● **Short problem**
Which lines of the records contain "аналитических"? Collect every one of them.

● **Listed entries**

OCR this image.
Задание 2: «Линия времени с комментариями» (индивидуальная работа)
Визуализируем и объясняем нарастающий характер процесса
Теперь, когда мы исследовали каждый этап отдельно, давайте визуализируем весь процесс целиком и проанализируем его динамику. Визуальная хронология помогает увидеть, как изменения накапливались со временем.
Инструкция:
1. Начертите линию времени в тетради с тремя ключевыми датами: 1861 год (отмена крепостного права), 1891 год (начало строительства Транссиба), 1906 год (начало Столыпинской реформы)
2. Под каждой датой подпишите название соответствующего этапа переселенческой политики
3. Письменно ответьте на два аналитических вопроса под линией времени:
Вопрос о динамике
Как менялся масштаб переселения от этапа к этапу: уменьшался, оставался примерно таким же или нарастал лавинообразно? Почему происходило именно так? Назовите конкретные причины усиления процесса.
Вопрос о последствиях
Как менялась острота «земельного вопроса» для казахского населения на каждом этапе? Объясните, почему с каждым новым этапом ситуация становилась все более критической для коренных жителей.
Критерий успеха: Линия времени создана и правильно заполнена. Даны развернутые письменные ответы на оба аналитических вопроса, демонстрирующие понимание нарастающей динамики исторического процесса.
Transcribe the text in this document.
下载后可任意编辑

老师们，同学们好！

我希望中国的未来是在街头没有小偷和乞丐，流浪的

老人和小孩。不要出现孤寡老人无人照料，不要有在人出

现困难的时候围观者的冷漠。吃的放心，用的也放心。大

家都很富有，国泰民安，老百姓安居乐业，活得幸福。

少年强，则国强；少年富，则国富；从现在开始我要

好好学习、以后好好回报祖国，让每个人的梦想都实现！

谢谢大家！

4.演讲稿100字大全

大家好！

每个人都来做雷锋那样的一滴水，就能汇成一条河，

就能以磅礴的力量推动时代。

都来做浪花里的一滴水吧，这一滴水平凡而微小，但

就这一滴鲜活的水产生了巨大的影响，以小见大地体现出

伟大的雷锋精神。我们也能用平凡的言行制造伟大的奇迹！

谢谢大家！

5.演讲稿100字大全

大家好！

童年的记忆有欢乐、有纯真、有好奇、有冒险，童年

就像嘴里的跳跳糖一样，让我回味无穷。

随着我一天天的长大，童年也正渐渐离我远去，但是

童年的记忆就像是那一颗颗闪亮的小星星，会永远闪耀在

● **Output for this task**
3. Письменно ответьте на два аналитических вопроса под линией времени:
Критерий успеха: Линия времени создана и правильно заполнена. Даны развернутые письменные ответы на оба аналитических вопроса, демонстрирующие понимание нарастающей динамики исторического процесса.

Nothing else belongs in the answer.